Copy each line of the records below without any change, character for character.

**SUPPLIED RECORDS:**
########

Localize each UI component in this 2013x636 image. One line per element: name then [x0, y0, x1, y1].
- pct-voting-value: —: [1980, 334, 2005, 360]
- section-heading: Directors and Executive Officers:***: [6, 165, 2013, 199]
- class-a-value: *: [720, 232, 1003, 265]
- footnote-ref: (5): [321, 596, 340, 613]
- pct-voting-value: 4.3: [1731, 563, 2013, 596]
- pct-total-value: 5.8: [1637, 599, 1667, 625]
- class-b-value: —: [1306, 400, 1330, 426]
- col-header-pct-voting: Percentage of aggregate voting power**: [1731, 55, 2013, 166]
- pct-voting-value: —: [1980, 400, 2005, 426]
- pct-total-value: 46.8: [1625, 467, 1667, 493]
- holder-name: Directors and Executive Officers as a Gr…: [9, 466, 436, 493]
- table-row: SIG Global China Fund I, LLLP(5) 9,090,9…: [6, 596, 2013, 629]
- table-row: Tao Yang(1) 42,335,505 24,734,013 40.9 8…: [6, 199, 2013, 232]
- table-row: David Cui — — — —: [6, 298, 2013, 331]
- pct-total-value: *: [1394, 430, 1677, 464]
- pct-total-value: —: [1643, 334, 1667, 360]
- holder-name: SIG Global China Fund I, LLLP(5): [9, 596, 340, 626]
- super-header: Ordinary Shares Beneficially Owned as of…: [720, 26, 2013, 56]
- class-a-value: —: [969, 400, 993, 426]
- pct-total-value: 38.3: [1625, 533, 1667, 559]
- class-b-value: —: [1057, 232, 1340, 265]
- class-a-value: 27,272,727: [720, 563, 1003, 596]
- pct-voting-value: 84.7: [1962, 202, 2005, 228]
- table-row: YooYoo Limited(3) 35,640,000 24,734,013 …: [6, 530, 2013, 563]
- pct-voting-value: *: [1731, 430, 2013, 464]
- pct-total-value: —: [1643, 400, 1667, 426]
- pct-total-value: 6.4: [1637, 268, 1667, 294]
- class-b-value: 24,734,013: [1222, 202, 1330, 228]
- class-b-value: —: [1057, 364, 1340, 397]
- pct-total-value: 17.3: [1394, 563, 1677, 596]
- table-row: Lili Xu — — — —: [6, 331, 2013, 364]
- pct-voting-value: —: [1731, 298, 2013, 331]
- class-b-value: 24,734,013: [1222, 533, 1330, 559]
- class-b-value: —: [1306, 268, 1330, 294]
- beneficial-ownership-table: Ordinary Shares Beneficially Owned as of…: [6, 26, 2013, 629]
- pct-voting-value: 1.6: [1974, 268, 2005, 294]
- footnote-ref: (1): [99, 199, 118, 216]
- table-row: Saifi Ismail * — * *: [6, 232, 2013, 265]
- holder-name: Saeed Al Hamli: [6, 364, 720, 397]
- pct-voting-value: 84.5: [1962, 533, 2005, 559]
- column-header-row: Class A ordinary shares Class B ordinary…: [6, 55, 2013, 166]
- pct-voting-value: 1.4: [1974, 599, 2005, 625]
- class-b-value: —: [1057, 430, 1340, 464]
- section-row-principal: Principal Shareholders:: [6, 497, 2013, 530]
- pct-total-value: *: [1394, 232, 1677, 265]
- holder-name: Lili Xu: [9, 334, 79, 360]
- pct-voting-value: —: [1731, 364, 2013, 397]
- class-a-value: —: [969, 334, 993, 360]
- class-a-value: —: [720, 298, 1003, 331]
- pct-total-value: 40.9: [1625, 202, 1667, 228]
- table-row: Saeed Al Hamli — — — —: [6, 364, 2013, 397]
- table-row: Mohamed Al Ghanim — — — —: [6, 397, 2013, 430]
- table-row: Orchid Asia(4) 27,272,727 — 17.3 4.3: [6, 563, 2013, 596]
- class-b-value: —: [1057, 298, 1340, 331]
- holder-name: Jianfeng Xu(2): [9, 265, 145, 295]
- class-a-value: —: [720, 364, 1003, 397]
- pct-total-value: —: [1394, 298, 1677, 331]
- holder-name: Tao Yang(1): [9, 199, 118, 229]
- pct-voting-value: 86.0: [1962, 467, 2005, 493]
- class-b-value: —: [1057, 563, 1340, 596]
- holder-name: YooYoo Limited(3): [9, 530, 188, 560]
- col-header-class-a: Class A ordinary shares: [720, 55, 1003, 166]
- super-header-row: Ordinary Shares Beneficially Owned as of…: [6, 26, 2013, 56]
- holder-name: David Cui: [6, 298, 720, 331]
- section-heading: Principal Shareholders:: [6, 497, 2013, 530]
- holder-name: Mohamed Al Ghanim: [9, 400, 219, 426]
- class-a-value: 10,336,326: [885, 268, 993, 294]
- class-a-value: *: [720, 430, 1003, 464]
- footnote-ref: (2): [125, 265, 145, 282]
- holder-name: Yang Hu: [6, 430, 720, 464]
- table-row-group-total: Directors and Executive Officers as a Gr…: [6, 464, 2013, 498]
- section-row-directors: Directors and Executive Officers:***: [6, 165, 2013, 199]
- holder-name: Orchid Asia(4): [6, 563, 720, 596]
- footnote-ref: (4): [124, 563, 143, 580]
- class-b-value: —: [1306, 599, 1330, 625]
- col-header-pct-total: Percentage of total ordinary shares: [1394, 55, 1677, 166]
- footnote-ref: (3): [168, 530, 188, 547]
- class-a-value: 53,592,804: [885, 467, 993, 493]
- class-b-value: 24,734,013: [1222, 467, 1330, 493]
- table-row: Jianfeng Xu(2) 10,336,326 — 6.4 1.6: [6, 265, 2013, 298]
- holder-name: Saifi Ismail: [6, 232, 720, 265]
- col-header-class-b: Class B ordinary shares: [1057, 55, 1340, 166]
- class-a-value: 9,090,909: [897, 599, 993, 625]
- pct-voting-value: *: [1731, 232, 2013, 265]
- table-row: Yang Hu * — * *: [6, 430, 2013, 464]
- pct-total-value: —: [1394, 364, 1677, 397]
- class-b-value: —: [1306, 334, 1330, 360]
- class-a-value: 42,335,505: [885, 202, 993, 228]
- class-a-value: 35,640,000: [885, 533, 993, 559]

########

**RESULT FOR THIS EXERCISE:**
Localize each UI component in this 2013x636 image. One line per element: name then [x0, y0, x1, y1].
- pct-voting-value: —: [1980, 334, 2005, 360]
- section-heading: Directors and Executive Officers:***: [6, 165, 2013, 199]
- class-a-value: *: [720, 232, 1003, 265]
- footnote-ref: (5): [321, 596, 340, 613]
- pct-voting-value: 4.3: [1731, 563, 2013, 596]
- pct-total-value: 5.8: [1637, 599, 1667, 625]
- class-b-value: —: [1306, 400, 1330, 426]
- col-header-pct-voting: Percentage of aggregate voting power**: [1731, 55, 2013, 166]
- pct-voting-value: —: [1980, 400, 2005, 426]
- pct-total-value: 46.8: [1625, 467, 1667, 493]
- holder-name: Directors and Executive Officers as a Gr…: [9, 466, 436, 493]
- table-row: SIG Global China Fund I, LLLP(5) 9,090,9…: [6, 596, 2013, 629]
- table-row: Tao Yang(1) 42,335,505 24,734,013 40.9 8…: [6, 199, 2013, 232]
- table-row: David Cui — — — —: [6, 298, 2013, 331]
- pct-total-value: *: [1394, 430, 1677, 464]
- pct-total-value: —: [1643, 334, 1667, 360]
- holder-name: SIG Global China Fund I, LLLP(5): [9, 596, 340, 626]
- super-header: Ordinary Shares Beneficially Owned as of…: [720, 26, 2013, 56]
- class-a-value: —: [969, 400, 993, 426]
- pct-total-value: 38.3: [1625, 533, 1667, 559]
- class-b-value: —: [1057, 232, 1340, 265]
- class-a-value: 27,272,727: [720, 563, 1003, 596]
- pct-voting-value: 84.7: [1962, 202, 2005, 228]
- table-row: YooYoo Limited(3) 35,640,000 24,734,013 …: [6, 530, 2013, 563]
- pct-voting-value: *: [1731, 430, 2013, 464]
- pct-total-value: —: [1643, 400, 1667, 426]
- pct-total-value: 6.4: [1637, 268, 1667, 294]
- class-b-value: 24,734,013: [1222, 202, 1330, 228]
- class-b-value: —: [1057, 364, 1340, 397]
- pct-total-value: 17.3: [1394, 563, 1677, 596]
- table-row: Lili Xu — — — —: [6, 331, 2013, 364]
- pct-voting-value: —: [1731, 298, 2013, 331]
- class-b-value: 24,734,013: [1222, 533, 1330, 559]
- class-b-value: —: [1306, 268, 1330, 294]
- beneficial-ownership-table: Ordinary Shares Beneficially Owned as of…: [6, 26, 2013, 629]
- pct-voting-value: 1.6: [1974, 268, 2005, 294]
- footnote-ref: (1): [99, 199, 118, 216]
- table-row: Saifi Ismail * — * *: [6, 232, 2013, 265]
- holder-name: Saeed Al Hamli: [6, 364, 720, 397]
- pct-voting-value: 84.5: [1962, 533, 2005, 559]
- column-header-row: Class A ordinary shares Class B ordinary…: [6, 55, 2013, 166]
- pct-voting-value: 1.4: [1974, 599, 2005, 625]
- class-b-value: —: [1057, 430, 1340, 464]
- section-row-principal: Principal Shareholders:: [6, 497, 2013, 530]
- pct-total-value: *: [1394, 232, 1677, 265]
- holder-name: Lili Xu: [9, 334, 79, 360]
- pct-voting-value: —: [1731, 364, 2013, 397]
- class-a-value: —: [969, 334, 993, 360]
- class-a-value: —: [720, 298, 1003, 331]
- pct-total-value: 40.9: [1625, 202, 1667, 228]
- table-row: Saeed Al Hamli — — — —: [6, 364, 2013, 397]
- table-row: Mohamed Al Ghanim — — — —: [6, 397, 2013, 430]
- table-row: Orchid Asia(4) 27,272,727 — 17.3 4.3: [6, 563, 2013, 596]
- class-b-value: —: [1057, 298, 1340, 331]
- holder-name: Jianfeng Xu(2): [9, 265, 145, 295]
- class-a-value: —: [720, 364, 1003, 397]
- pct-total-value: —: [1394, 298, 1677, 331]
- holder-name: Tao Yang(1): [9, 199, 118, 229]
- pct-voting-value: 86.0: [1962, 467, 2005, 493]
- class-b-value: —: [1057, 563, 1340, 596]
- holder-name: YooYoo Limited(3): [9, 530, 188, 560]
- col-header-class-a: Class A ordinary shares: [720, 55, 1003, 166]
- super-header-row: Ordinary Shares Beneficially Owned as of…: [6, 26, 2013, 56]
- holder-name: David Cui: [6, 298, 720, 331]
- section-heading: Principal Shareholders:: [6, 497, 2013, 530]
- holder-name: Mohamed Al Ghanim: [9, 400, 219, 426]
- class-a-value: 10,336,326: [885, 268, 993, 294]
- class-a-value: *: [720, 430, 1003, 464]
- footnote-ref: (2): [125, 265, 145, 282]
- holder-name: Yang Hu: [6, 430, 720, 464]
- table-row-group-total: Directors and Executive Officers as a Gr…: [6, 464, 2013, 498]
- section-row-directors: Directors and Executive Officers:***: [6, 165, 2013, 199]
- holder-name: Orchid Asia(4): [6, 563, 720, 596]
- footnote-ref: (4): [124, 563, 143, 580]
- class-b-value: —: [1306, 599, 1330, 625]
- col-header-pct-total: Percentage of total ordinary shares: [1394, 55, 1677, 166]
- footnote-ref: (3): [168, 530, 188, 547]
- class-a-value: 53,592,804: [885, 467, 993, 493]
- class-b-value: 24,734,013: [1222, 467, 1330, 493]
- table-row: Jianfeng Xu(2) 10,336,326 — 6.4 1.6: [6, 265, 2013, 298]
- holder-name: Saifi Ismail: [6, 232, 720, 265]
- col-header-class-b: Class B ordinary shares: [1057, 55, 1340, 166]
- class-a-value: 9,090,909: [897, 599, 993, 625]
- pct-voting-value: *: [1731, 232, 2013, 265]
- table-row: Yang Hu * — * *: [6, 430, 2013, 464]
- pct-total-value: —: [1394, 364, 1677, 397]
- class-b-value: —: [1306, 334, 1330, 360]
- class-a-value: 42,335,505: [885, 202, 993, 228]
- class-a-value: 35,640,000: [885, 533, 993, 559]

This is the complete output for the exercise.